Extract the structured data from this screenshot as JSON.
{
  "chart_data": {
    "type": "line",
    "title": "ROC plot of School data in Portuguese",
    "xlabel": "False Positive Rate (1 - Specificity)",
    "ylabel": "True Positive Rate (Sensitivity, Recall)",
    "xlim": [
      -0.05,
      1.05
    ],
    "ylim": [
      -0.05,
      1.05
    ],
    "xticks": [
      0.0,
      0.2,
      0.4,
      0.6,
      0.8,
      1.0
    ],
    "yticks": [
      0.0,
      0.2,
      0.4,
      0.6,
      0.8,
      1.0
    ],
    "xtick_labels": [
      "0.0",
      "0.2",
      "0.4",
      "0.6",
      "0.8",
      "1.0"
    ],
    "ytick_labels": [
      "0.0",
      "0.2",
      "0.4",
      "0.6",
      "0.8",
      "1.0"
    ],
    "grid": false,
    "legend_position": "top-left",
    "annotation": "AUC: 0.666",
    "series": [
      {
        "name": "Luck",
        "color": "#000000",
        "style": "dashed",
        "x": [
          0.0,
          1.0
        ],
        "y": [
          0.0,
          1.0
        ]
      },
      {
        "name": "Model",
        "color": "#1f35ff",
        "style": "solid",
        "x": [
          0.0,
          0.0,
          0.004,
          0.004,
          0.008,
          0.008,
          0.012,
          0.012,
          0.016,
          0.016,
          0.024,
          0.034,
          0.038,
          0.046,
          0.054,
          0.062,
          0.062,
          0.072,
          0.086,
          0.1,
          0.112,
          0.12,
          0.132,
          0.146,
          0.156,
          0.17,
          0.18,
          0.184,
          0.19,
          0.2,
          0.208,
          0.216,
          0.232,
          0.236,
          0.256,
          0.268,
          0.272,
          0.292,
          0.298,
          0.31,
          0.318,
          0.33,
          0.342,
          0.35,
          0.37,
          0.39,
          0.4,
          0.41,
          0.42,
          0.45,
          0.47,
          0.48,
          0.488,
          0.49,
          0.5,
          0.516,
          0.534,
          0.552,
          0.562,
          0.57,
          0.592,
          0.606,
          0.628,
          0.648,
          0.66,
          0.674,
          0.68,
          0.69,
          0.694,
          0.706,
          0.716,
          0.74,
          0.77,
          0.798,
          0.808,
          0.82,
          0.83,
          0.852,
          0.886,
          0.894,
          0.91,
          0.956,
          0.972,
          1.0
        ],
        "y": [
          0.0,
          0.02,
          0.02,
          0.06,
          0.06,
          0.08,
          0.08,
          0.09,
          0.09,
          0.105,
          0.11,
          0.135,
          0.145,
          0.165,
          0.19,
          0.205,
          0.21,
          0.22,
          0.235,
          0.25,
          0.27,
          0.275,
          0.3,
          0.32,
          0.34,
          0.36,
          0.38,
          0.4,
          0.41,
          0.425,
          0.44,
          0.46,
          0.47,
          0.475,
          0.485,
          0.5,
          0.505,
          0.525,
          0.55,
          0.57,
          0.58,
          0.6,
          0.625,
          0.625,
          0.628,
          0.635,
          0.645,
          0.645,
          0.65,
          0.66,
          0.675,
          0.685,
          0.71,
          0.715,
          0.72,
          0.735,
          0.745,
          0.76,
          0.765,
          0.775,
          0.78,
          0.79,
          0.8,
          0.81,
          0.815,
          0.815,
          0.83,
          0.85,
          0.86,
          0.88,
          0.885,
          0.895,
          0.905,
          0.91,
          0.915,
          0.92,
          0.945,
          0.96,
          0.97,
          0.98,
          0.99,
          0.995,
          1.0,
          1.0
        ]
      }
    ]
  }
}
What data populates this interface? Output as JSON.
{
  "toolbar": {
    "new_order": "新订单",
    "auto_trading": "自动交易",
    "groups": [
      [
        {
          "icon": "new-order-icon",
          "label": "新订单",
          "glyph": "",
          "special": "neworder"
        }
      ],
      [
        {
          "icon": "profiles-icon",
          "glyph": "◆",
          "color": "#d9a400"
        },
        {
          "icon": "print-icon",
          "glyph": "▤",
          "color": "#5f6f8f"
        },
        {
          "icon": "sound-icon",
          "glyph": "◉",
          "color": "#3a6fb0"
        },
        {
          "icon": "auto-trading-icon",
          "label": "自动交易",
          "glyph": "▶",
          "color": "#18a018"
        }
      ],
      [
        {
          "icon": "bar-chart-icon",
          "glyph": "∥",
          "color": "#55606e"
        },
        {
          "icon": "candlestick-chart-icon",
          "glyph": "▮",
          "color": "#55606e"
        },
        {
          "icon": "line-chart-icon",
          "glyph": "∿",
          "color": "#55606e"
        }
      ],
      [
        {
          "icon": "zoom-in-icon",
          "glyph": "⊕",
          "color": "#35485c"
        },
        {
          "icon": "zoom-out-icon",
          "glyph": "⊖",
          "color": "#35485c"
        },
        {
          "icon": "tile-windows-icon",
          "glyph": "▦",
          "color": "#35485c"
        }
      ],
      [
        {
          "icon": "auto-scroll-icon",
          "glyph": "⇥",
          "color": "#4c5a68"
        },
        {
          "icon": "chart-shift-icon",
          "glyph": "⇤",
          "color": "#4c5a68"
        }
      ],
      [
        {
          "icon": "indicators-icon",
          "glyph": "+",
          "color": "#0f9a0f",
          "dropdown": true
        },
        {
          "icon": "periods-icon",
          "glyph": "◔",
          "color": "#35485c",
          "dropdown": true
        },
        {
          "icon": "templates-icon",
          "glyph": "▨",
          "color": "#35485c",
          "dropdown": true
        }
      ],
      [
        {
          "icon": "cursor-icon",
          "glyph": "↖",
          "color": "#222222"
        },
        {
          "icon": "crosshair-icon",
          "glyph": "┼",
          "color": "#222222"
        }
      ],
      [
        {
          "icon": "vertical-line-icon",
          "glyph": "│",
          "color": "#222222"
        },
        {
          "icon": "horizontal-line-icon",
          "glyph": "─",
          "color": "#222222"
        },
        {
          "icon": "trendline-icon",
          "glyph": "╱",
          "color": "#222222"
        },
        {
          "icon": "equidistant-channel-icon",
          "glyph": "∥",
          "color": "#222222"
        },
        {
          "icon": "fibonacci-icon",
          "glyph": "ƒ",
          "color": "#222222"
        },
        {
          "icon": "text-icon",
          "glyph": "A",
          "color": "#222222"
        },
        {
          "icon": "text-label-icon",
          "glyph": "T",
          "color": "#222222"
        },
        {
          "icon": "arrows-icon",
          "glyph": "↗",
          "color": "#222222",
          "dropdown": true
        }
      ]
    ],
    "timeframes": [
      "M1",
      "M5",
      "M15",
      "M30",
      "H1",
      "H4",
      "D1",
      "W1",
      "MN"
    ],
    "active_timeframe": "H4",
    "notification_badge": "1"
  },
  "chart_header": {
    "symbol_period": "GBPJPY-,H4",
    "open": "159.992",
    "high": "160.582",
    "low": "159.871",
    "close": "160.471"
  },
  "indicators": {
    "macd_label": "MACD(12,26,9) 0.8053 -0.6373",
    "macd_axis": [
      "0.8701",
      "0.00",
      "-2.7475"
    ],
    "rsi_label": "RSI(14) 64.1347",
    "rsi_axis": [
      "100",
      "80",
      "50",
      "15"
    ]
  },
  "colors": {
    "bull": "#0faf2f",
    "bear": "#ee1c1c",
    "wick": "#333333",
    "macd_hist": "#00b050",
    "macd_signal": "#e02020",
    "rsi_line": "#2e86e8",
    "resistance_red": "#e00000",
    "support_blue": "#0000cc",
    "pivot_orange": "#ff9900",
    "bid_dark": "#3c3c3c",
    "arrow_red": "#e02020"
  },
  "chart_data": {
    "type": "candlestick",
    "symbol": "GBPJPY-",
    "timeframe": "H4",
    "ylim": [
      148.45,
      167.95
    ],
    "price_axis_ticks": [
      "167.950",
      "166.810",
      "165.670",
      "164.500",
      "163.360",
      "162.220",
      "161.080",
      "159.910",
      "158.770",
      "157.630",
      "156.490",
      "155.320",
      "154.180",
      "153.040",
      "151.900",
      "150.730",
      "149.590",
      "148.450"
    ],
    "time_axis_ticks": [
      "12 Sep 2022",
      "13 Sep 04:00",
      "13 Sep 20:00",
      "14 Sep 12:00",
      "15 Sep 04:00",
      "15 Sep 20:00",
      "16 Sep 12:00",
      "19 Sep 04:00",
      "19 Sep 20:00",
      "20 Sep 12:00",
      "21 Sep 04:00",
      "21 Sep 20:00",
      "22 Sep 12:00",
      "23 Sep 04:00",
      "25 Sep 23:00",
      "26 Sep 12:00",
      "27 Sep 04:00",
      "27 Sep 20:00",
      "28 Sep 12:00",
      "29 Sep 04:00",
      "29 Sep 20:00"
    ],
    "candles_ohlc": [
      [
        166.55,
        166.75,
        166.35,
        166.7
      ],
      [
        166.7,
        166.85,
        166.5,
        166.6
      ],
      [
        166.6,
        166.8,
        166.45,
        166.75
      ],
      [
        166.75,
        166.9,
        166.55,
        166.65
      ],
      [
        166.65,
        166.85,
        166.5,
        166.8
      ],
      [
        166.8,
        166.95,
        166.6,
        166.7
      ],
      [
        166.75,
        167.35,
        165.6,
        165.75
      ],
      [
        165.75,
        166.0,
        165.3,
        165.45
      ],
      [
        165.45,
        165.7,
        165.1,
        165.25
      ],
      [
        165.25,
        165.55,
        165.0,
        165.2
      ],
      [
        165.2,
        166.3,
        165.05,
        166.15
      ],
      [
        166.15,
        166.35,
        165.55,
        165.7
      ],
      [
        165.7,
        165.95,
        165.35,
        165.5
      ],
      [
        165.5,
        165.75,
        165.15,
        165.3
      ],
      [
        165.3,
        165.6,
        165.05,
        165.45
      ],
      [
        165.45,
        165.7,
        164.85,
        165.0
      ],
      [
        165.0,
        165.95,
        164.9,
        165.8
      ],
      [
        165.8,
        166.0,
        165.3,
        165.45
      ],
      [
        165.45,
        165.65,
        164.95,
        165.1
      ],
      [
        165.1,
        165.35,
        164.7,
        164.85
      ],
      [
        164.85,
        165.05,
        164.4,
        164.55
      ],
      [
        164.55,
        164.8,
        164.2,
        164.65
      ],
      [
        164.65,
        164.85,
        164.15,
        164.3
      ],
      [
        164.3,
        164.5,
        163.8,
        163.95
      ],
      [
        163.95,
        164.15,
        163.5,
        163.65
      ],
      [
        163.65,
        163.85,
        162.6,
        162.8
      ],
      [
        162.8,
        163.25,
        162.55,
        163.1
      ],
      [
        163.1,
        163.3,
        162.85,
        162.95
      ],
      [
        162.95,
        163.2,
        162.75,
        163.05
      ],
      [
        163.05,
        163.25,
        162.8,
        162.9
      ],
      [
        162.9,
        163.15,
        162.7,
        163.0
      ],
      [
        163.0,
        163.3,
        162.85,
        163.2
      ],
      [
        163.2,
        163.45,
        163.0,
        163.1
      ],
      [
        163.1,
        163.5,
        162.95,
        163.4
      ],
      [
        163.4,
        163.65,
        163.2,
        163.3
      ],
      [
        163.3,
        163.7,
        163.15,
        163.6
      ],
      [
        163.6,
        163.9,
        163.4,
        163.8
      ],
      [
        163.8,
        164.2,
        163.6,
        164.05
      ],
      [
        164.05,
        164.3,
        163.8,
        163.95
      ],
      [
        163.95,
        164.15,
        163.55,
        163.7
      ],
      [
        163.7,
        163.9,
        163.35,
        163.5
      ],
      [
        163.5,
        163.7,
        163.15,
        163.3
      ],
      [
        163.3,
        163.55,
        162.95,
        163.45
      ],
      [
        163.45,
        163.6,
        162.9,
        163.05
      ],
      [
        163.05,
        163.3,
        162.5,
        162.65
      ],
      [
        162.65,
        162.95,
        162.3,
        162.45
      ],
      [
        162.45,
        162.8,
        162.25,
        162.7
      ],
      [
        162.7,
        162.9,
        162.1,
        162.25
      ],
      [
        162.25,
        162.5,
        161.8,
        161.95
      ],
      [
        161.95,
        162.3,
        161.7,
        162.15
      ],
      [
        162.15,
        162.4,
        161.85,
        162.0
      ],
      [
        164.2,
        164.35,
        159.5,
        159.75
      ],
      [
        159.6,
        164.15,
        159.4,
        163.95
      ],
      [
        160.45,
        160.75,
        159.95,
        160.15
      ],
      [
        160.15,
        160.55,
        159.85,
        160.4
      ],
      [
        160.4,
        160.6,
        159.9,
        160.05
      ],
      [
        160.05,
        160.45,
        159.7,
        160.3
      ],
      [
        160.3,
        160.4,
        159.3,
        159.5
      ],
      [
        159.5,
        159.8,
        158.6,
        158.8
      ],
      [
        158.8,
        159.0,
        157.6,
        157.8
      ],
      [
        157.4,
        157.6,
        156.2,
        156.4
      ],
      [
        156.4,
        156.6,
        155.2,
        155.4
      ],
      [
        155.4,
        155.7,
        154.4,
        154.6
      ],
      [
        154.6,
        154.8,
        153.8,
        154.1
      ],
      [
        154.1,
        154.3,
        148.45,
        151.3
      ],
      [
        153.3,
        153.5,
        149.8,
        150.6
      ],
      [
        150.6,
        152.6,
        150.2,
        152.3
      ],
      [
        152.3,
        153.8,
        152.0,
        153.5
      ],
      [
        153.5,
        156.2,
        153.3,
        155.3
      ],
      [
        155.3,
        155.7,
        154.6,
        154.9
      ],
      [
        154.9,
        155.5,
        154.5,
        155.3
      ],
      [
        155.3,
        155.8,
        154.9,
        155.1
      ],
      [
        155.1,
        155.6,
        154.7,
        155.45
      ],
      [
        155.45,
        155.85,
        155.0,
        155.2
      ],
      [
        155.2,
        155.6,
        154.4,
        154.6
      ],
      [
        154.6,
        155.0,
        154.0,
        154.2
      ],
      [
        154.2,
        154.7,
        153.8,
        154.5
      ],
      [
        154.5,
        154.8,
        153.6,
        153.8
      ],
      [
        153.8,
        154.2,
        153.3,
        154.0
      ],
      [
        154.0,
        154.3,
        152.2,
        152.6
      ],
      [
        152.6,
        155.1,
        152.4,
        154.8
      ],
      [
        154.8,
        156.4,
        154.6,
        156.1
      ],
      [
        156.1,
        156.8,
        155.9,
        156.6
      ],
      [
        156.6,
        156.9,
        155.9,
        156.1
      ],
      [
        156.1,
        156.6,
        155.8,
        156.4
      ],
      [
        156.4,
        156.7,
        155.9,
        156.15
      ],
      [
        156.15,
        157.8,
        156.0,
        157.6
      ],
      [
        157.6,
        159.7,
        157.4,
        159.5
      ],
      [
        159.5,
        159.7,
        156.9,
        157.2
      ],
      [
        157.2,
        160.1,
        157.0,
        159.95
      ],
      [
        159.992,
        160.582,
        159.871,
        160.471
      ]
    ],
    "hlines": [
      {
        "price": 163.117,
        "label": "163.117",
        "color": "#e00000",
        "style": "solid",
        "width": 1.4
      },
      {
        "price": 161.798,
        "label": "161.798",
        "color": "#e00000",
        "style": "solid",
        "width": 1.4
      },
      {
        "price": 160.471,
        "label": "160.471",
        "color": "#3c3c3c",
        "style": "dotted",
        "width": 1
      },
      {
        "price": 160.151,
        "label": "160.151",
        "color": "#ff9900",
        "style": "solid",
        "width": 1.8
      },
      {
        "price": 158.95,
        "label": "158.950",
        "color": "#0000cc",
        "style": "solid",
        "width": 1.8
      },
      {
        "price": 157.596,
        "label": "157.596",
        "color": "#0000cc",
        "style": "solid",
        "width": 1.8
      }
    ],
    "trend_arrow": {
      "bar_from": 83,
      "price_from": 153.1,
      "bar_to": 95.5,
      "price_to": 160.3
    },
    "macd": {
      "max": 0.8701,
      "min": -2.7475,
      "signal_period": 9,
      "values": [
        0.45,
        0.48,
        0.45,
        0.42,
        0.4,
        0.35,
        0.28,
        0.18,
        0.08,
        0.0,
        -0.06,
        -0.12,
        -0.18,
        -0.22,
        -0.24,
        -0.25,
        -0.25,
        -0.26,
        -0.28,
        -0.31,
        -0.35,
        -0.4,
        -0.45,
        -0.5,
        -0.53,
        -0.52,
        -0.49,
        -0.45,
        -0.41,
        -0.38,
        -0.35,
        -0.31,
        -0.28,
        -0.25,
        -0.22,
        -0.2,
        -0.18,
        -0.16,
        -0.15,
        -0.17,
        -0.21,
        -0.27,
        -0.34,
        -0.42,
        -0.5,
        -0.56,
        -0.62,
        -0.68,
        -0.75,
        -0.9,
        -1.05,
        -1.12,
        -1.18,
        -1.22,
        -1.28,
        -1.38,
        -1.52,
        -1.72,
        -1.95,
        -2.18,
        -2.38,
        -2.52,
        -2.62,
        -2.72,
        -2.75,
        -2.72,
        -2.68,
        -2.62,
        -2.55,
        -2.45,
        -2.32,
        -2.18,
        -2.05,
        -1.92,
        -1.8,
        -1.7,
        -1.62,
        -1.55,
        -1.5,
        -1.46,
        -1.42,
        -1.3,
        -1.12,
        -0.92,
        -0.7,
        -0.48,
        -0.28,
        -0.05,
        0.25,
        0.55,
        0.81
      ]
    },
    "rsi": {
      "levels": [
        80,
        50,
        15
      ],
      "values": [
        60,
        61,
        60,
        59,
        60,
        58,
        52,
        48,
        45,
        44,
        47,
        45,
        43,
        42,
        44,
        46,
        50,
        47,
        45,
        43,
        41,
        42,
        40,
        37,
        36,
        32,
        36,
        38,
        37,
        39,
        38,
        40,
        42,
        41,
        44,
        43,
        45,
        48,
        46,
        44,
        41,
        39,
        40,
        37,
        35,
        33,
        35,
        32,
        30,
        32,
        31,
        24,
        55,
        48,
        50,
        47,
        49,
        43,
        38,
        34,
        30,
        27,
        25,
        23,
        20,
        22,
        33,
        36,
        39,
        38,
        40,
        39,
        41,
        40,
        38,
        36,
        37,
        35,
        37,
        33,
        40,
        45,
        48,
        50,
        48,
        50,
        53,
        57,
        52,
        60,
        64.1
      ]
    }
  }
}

===

=== Task statement ===
Check each line of the data above for the string "Rate" and report only how many lines have it.

=== Exercise output ===
2